Set down the records once more, please, exactly and with the pictures left out.

-------- MATERIAL SUPPLIED --------

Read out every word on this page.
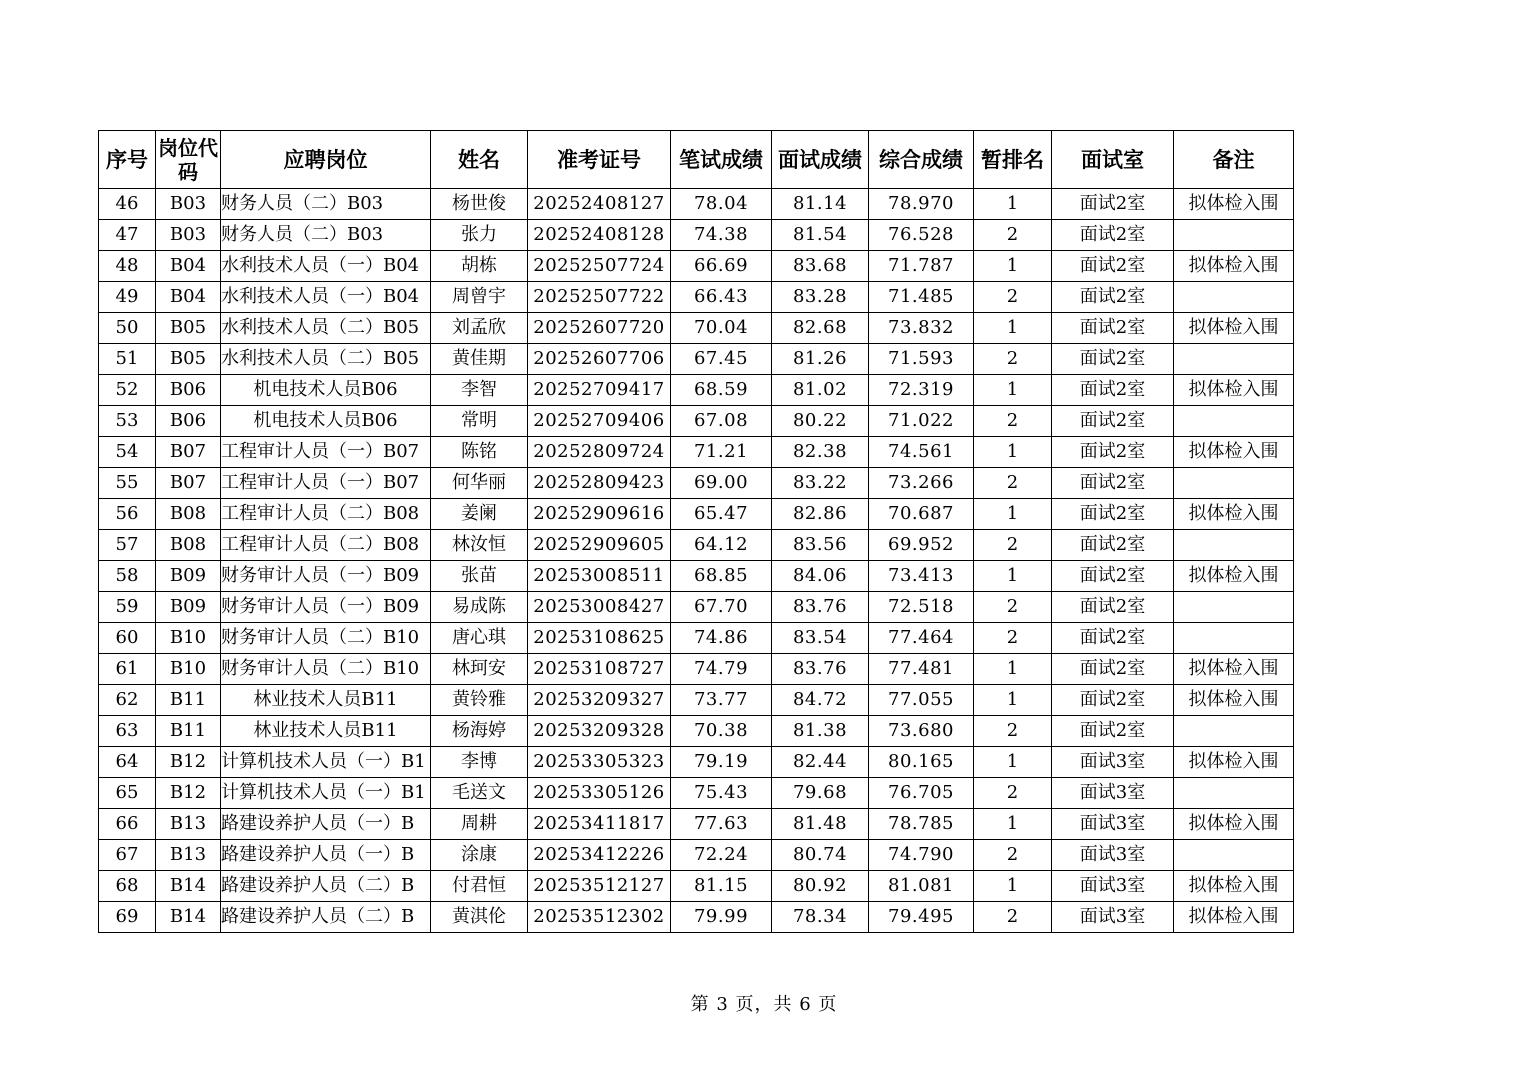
序号	岗位代码	应聘岗位	姓名	准考证号	笔试成绩	面试成绩	综合成绩	暂排名	面试室	备注
46	B03	财务人员（二）B03	杨世俊	20252408127	78.04	81.14	78.970	1	面试2室	拟体检入围
47	B03	财务人员（二）B03	张力	20252408128	74.38	81.54	76.528	2	面试2室	
48	B04	水利技术人员（一）B04	胡栋	20252507724	66.69	83.68	71.787	1	面试2室	拟体检入围
49	B04	水利技术人员（一）B04	周曾宇	20252507722	66.43	83.28	71.485	2	面试2室	
50	B05	水利技术人员（二）B05	刘孟欣	20252607720	70.04	82.68	73.832	1	面试2室	拟体检入围
51	B05	水利技术人员（二）B05	黄佳期	20252607706	67.45	81.26	71.593	2	面试2室	
52	B06	机电技术人员B06	李智	20252709417	68.59	81.02	72.319	1	面试2室	拟体检入围
53	B06	机电技术人员B06	常明	20252709406	67.08	80.22	71.022	2	面试2室	
54	B07	工程审计人员（一）B07	陈铭	20252809724	71.21	82.38	74.561	1	面试2室	拟体检入围
55	B07	工程审计人员（一）B07	何华丽	20252809423	69.00	83.22	73.266	2	面试2室	
56	B08	工程审计人员（二）B08	姜阑	20252909616	65.47	82.86	70.687	1	面试2室	拟体检入围
57	B08	工程审计人员（二）B08	林汝恒	20252909605	64.12	83.56	69.952	2	面试2室	
58	B09	财务审计人员（一）B09	张苗	20253008511	68.85	84.06	73.413	1	面试2室	拟体检入围
59	B09	财务审计人员（一）B09	易成陈	20253008427	67.70	83.76	72.518	2	面试2室	
60	B10	财务审计人员（二）B10	唐心琪	20253108625	74.86	83.54	77.464	2	面试2室	
61	B10	财务审计人员（二）B10	林珂安	20253108727	74.79	83.76	77.481	1	面试2室	拟体检入围
62	B11	林业技术人员B11	黄铃雅	20253209327	73.77	84.72	77.055	1	面试2室	拟体检入围
63	B11	林业技术人员B11	杨海婷	20253209328	70.38	81.38	73.680	2	面试2室	
64	B12	计算机技术人员（一）B1	李博	20253305323	79.19	82.44	80.165	1	面试3室	拟体检入围
65	B12	计算机技术人员（一）B1	毛送文	20253305126	75.43	79.68	76.705	2	面试3室	
66	B13	路建设养护人员（一）B	周耕	20253411817	77.63	81.48	78.785	1	面试3室	拟体检入围
67	B13	路建设养护人员（一）B	涂康	20253412226	72.24	80.74	74.790	2	面试3室	
68	B14	路建设养护人员（二）B	付君恒	20253512127	81.15	80.92	81.081	1	面试3室	拟体检入围
69	B14	路建设养护人员（二）B	黄淇伦	20253512302	79.99	78.34	79.495	2	面试3室	拟体检入围
第 3 页，共 6 页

--------

REPLY:
Read out every word on this page.
序号	岗位代码	应聘岗位	姓名	准考证号	笔试成绩	面试成绩	综合成绩	暂排名	面试室	备注
46	B03	财务人员（二）B03	杨世俊	20252408127	78.04	81.14	78.970	1	面试2室	拟体检入围
47	B03	财务人员（二）B03	张力	20252408128	74.38	81.54	76.528	2	面试2室	
48	B04	水利技术人员（一）B04	胡栋	20252507724	66.69	83.68	71.787	1	面试2室	拟体检入围
49	B04	水利技术人员（一）B04	周曾宇	20252507722	66.43	83.28	71.485	2	面试2室	
50	B05	水利技术人员（二）B05	刘孟欣	20252607720	70.04	82.68	73.832	1	面试2室	拟体检入围
51	B05	水利技术人员（二）B05	黄佳期	20252607706	67.45	81.26	71.593	2	面试2室	
52	B06	机电技术人员B06	李智	20252709417	68.59	81.02	72.319	1	面试2室	拟体检入围
53	B06	机电技术人员B06	常明	20252709406	67.08	80.22	71.022	2	面试2室	
54	B07	工程审计人员（一）B07	陈铭	20252809724	71.21	82.38	74.561	1	面试2室	拟体检入围
55	B07	工程审计人员（一）B07	何华丽	20252809423	69.00	83.22	73.266	2	面试2室	
56	B08	工程审计人员（二）B08	姜阑	20252909616	65.47	82.86	70.687	1	面试2室	拟体检入围
57	B08	工程审计人员（二）B08	林汝恒	20252909605	64.12	83.56	69.952	2	面试2室	
58	B09	财务审计人员（一）B09	张苗	20253008511	68.85	84.06	73.413	1	面试2室	拟体检入围
59	B09	财务审计人员（一）B09	易成陈	20253008427	67.70	83.76	72.518	2	面试2室	
60	B10	财务审计人员（二）B10	唐心琪	20253108625	74.86	83.54	77.464	2	面试2室	
61	B10	财务审计人员（二）B10	林珂安	20253108727	74.79	83.76	77.481	1	面试2室	拟体检入围
62	B11	林业技术人员B11	黄铃雅	20253209327	73.77	84.72	77.055	1	面试2室	拟体检入围
63	B11	林业技术人员B11	杨海婷	20253209328	70.38	81.38	73.680	2	面试2室	
64	B12	计算机技术人员（一）B1	李博	20253305323	79.19	82.44	80.165	1	面试3室	拟体检入围
65	B12	计算机技术人员（一）B1	毛送文	20253305126	75.43	79.68	76.705	2	面试3室	
66	B13	路建设养护人员（一）B	周耕	20253411817	77.63	81.48	78.785	1	面试3室	拟体检入围
67	B13	路建设养护人员（一）B	涂康	20253412226	72.24	80.74	74.790	2	面试3室	
68	B14	路建设养护人员（二）B	付君恒	20253512127	81.15	80.92	81.081	1	面试3室	拟体检入围
69	B14	路建设养护人员（二）B	黄淇伦	20253512302	79.99	78.34	79.495	2	面试3室	拟体检入围
第 3 页，共 6 页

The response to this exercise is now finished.